>>>>>

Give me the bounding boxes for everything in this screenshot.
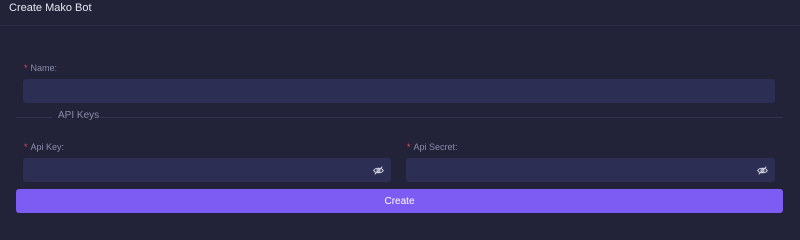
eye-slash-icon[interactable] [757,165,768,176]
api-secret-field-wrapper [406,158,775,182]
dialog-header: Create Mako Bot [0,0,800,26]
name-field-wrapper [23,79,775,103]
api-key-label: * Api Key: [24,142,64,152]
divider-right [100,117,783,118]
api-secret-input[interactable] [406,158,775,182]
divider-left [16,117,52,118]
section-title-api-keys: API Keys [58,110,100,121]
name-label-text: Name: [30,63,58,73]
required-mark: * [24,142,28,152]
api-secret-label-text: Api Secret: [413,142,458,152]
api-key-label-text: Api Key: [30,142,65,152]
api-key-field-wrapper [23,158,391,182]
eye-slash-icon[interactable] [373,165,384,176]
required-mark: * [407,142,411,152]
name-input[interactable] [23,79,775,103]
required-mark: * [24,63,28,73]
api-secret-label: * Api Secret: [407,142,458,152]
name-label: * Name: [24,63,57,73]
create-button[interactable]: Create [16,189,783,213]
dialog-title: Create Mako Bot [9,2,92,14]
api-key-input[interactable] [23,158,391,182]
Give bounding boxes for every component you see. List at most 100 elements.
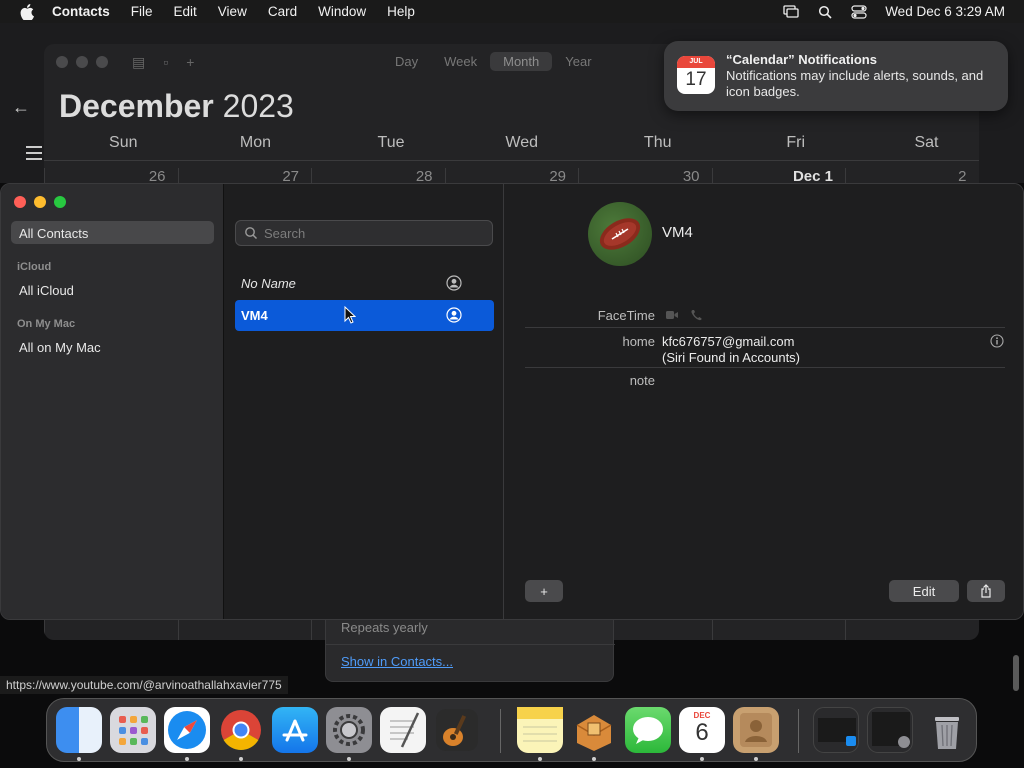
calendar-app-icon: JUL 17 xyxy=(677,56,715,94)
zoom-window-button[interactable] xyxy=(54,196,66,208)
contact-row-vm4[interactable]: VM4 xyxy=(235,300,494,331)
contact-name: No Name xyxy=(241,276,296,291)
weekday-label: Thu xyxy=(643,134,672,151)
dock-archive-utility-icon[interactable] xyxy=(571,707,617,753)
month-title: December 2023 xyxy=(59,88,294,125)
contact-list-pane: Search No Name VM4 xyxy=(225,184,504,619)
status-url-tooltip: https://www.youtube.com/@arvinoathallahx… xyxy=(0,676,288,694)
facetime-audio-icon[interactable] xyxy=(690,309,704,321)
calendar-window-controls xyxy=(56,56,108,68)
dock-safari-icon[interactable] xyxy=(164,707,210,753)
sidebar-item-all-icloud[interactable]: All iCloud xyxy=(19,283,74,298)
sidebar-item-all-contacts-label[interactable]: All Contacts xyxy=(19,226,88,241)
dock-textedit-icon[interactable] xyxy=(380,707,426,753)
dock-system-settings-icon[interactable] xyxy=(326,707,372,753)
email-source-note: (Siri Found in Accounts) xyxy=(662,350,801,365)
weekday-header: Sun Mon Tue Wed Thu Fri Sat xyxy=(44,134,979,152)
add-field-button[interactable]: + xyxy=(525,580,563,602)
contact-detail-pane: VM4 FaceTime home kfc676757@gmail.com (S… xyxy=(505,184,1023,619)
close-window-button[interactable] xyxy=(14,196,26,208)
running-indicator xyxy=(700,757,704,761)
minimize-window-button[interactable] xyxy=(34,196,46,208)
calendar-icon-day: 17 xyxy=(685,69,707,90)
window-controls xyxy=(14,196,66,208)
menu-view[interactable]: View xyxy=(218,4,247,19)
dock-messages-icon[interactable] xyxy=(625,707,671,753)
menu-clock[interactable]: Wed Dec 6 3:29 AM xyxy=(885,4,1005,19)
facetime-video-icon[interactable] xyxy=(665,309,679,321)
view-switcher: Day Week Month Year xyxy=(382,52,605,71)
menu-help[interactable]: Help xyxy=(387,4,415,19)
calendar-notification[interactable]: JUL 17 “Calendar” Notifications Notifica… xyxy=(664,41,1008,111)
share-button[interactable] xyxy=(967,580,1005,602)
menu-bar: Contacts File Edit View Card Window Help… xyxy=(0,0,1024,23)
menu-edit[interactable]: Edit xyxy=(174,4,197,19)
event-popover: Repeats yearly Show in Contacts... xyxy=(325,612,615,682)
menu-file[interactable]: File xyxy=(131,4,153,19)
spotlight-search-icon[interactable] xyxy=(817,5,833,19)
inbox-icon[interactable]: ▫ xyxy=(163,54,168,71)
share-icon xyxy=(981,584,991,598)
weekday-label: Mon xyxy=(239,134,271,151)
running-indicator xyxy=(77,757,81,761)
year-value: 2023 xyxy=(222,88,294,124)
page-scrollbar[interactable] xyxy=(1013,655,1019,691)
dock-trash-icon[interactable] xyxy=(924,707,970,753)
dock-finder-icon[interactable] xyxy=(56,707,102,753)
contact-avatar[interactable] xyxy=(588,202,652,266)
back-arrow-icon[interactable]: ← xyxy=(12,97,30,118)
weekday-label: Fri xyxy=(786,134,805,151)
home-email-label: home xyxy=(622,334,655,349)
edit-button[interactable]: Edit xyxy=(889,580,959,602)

<<<<<

PROBLEM REQUIREMENTS: Please copy every line of the records above without any change, leaving out the pictures.

SOLUTION FOR THIS EXERCISE:
Give me the bounding boxes for everything in this screenshot.
eye-slash-icon[interactable] [757,165,768,176]
api-secret-field-wrapper [406,158,775,182]
dialog-header: Create Mako Bot [0,0,800,26]
name-field-wrapper [23,79,775,103]
api-key-label: * Api Key: [24,142,64,152]
divider-right [100,117,783,118]
api-secret-input[interactable] [406,158,775,182]
divider-left [16,117,52,118]
section-title-api-keys: API Keys [58,110,100,121]
name-label-text: Name: [30,63,58,73]
required-mark: * [24,142,28,152]
api-secret-label-text: Api Secret: [413,142,458,152]
api-key-label-text: Api Key: [30,142,65,152]
api-key-field-wrapper [23,158,391,182]
eye-slash-icon[interactable] [373,165,384,176]
required-mark: * [407,142,411,152]
name-input[interactable] [23,79,775,103]
required-mark: * [24,63,28,73]
api-secret-label: * Api Secret: [407,142,458,152]
name-label: * Name: [24,63,57,73]
create-button[interactable]: Create [16,189,783,213]
dialog-title: Create Mako Bot [9,2,92,14]
api-key-input[interactable] [23,158,391,182]
Give bounding boxes for every component you see. List at most 100 elements.
calendar-app-icon: JUL 17 xyxy=(677,56,715,94)
zoom-window-button[interactable] xyxy=(54,196,66,208)
contact-row-vm4[interactable]: VM4 xyxy=(235,300,494,331)
contact-name: No Name xyxy=(241,276,296,291)
weekday-label: Thu xyxy=(643,134,672,151)
dock-archive-utility-icon[interactable] xyxy=(571,707,617,753)
month-title: December 2023 xyxy=(59,88,294,125)
contact-list-pane: Search No Name VM4 xyxy=(225,184,504,619)
status-url-tooltip: https://www.youtube.com/@arvinoathallahx… xyxy=(0,676,288,694)
facetime-audio-icon[interactable] xyxy=(690,309,704,321)
calendar-window-controls xyxy=(56,56,108,68)
dock-safari-icon[interactable] xyxy=(164,707,210,753)
sidebar-item-all-icloud[interactable]: All iCloud xyxy=(19,283,74,298)
sidebar-item-all-contacts-label[interactable]: All Contacts xyxy=(19,226,88,241)
dock-textedit-icon[interactable] xyxy=(380,707,426,753)
dock-system-settings-icon[interactable] xyxy=(326,707,372,753)
email-source-note: (Siri Found in Accounts) xyxy=(662,350,801,365)
weekday-header: Sun Mon Tue Wed Thu Fri Sat xyxy=(44,134,979,152)
add-field-button[interactable]: + xyxy=(525,580,563,602)
contact-detail-pane: VM4 FaceTime home kfc676757@gmail.com (S… xyxy=(505,184,1023,619)
close-window-button[interactable] xyxy=(14,196,26,208)
running-indicator xyxy=(700,757,704,761)
minimize-window-button[interactable] xyxy=(34,196,46,208)
calendar-icon-day: 17 xyxy=(685,69,707,90)
window-controls xyxy=(14,196,66,208)
menu-view[interactable]: View xyxy=(218,4,247,19)
dock-messages-icon[interactable] xyxy=(625,707,671,753)
menu-clock[interactable]: Wed Dec 6 3:29 AM xyxy=(885,4,1005,19)
facetime-video-icon[interactable] xyxy=(665,309,679,321)
view-switcher: Day Week Month Year xyxy=(382,52,605,71)
menu-help[interactable]: Help xyxy=(387,4,415,19)
calendar-notification[interactable]: JUL 17 “Calendar” Notifications Notifica… xyxy=(664,41,1008,111)
share-button[interactable] xyxy=(967,580,1005,602)
menu-bar: Contacts File Edit View Card Window Help… xyxy=(0,0,1024,23)
menu-edit[interactable]: Edit xyxy=(174,4,197,19)
event-popover: Repeats yearly Show in Contacts... xyxy=(325,612,615,682)
menu-file[interactable]: File xyxy=(131,4,153,19)
spotlight-search-icon[interactable] xyxy=(817,5,833,19)
inbox-icon[interactable]: ▫ xyxy=(163,54,168,71)
share-icon xyxy=(981,584,991,598)
weekday-label: Mon xyxy=(239,134,271,151)
running-indicator xyxy=(77,757,81,761)
year-value: 2023 xyxy=(222,88,294,124)
page-scrollbar[interactable] xyxy=(1013,655,1019,691)
dock-trash-icon[interactable] xyxy=(924,707,970,753)
dock-finder-icon[interactable] xyxy=(56,707,102,753)
contact-avatar[interactable] xyxy=(588,202,652,266)
back-arrow-icon[interactable]: ← xyxy=(12,97,30,118)
weekday-label: Fri xyxy=(786,134,805,151)
home-email-label: home xyxy=(622,334,655,349)
edit-button[interactable]: Edit xyxy=(889,580,959,602)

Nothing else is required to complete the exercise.